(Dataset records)
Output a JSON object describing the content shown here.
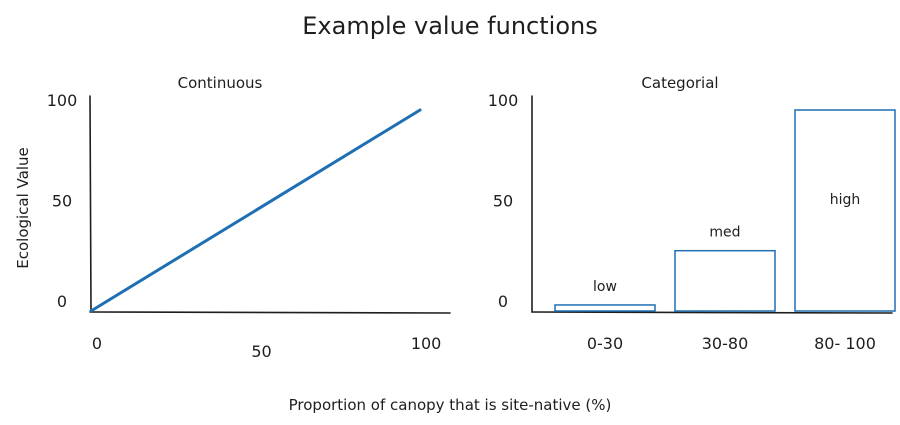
{
  "figure": {
    "title": "Example value functions",
    "ylabel": "Ecological Value",
    "xlabel": "Proportion of canopy that is site-native (%)"
  },
  "chart_data": [
    {
      "type": "line",
      "title": "Continuous",
      "x": [
        0,
        100
      ],
      "y": [
        0,
        100
      ],
      "xlim": [
        0,
        110
      ],
      "ylim": [
        0,
        100
      ],
      "xticks": [
        "0",
        "50",
        "100"
      ],
      "yticks": [
        "0",
        "50",
        "100"
      ],
      "line_color": "#1f6fb4",
      "grid": false
    },
    {
      "type": "bar",
      "title": "Categorial",
      "categories": [
        "0-30",
        "30-80",
        "80- 100"
      ],
      "values": [
        3,
        30,
        100
      ],
      "bar_labels": [
        "low",
        "med",
        "high"
      ],
      "ylim": [
        0,
        100
      ],
      "yticks": [
        "0",
        "50",
        "100"
      ],
      "bar_color": "#1f6fb4",
      "grid": false
    }
  ]
}
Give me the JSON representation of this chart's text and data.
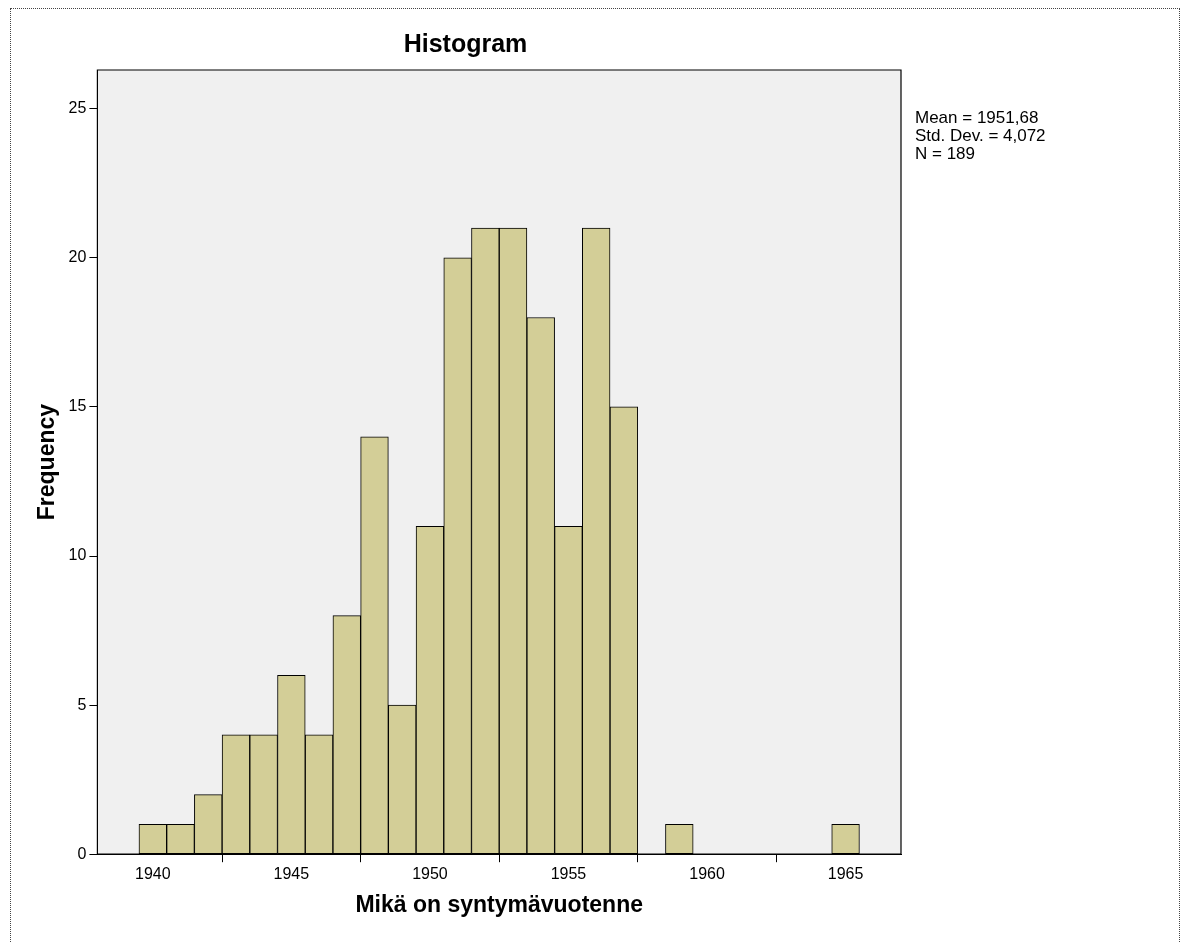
{
  "chart_data": {
    "type": "histogram",
    "title": "Histogram",
    "xlabel": "Mikä on syntymävuotenne",
    "ylabel": "Frequency",
    "bins": [
      1939.5,
      1940.5,
      1941.5,
      1942.5,
      1943.5,
      1944.5,
      1945.5,
      1946.5,
      1947.5,
      1948.5,
      1949.5,
      1950.5,
      1951.5,
      1952.5,
      1953.5,
      1954.5,
      1955.5,
      1956.5,
      1957.5,
      1958.5,
      1959.5,
      1960.5,
      1961.5,
      1962.5,
      1963.5,
      1964.5,
      1965.5
    ],
    "values": [
      1,
      1,
      2,
      4,
      4,
      6,
      4,
      8,
      14,
      5,
      11,
      20,
      21,
      21,
      18,
      11,
      21,
      15,
      0,
      1,
      0,
      0,
      0,
      0,
      0,
      1
    ],
    "color": "#d3ce97",
    "xlim": [
      1938,
      1967
    ],
    "xticks": [
      1940,
      1945,
      1950,
      1955,
      1960,
      1965
    ],
    "ylim": [
      0,
      26.3
    ],
    "yticks": [
      0,
      5,
      10,
      15,
      20,
      25
    ],
    "grid": false,
    "legend": false,
    "annotations": [
      "Mean = 1951,68",
      "Std. Dev. = 4,072",
      "N = 189"
    ]
  }
}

* _REQUIREMENT_: Copy every line above word for word and exclude the pictures.

* _SOLUTION_:
Output a JSON object describing the content shown here.
{
  "figure": {
    "title": "Example value functions",
    "ylabel": "Ecological Value",
    "xlabel": "Proportion of canopy that is site-native (%)"
  },
  "chart_data": [
    {
      "type": "line",
      "title": "Continuous",
      "x": [
        0,
        100
      ],
      "y": [
        0,
        100
      ],
      "xlim": [
        0,
        110
      ],
      "ylim": [
        0,
        100
      ],
      "xticks": [
        "0",
        "50",
        "100"
      ],
      "yticks": [
        "0",
        "50",
        "100"
      ],
      "line_color": "#1f6fb4",
      "grid": false
    },
    {
      "type": "bar",
      "title": "Categorial",
      "categories": [
        "0-30",
        "30-80",
        "80- 100"
      ],
      "values": [
        3,
        30,
        100
      ],
      "bar_labels": [
        "low",
        "med",
        "high"
      ],
      "ylim": [
        0,
        100
      ],
      "yticks": [
        "0",
        "50",
        "100"
      ],
      "bar_color": "#1f6fb4",
      "grid": false
    }
  ]
}
Give me the JSON representation of this chart's text and data.
{
  "chart_data": {
    "type": "histogram",
    "title": "Histogram",
    "xlabel": "Mikä on syntymävuotenne",
    "ylabel": "Frequency",
    "bins": [
      1939.5,
      1940.5,
      1941.5,
      1942.5,
      1943.5,
      1944.5,
      1945.5,
      1946.5,
      1947.5,
      1948.5,
      1949.5,
      1950.5,
      1951.5,
      1952.5,
      1953.5,
      1954.5,
      1955.5,
      1956.5,
      1957.5,
      1958.5,
      1959.5,
      1960.5,
      1961.5,
      1962.5,
      1963.5,
      1964.5,
      1965.5
    ],
    "values": [
      1,
      1,
      2,
      4,
      4,
      6,
      4,
      8,
      14,
      5,
      11,
      20,
      21,
      21,
      18,
      11,
      21,
      15,
      0,
      1,
      0,
      0,
      0,
      0,
      0,
      1
    ],
    "color": "#d3ce97",
    "xlim": [
      1938,
      1967
    ],
    "xticks": [
      1940,
      1945,
      1950,
      1955,
      1960,
      1965
    ],
    "ylim": [
      0,
      26.3
    ],
    "yticks": [
      0,
      5,
      10,
      15,
      20,
      25
    ],
    "grid": false,
    "legend": false,
    "annotations": [
      "Mean = 1951,68",
      "Std. Dev. = 4,072",
      "N = 189"
    ]
  }
}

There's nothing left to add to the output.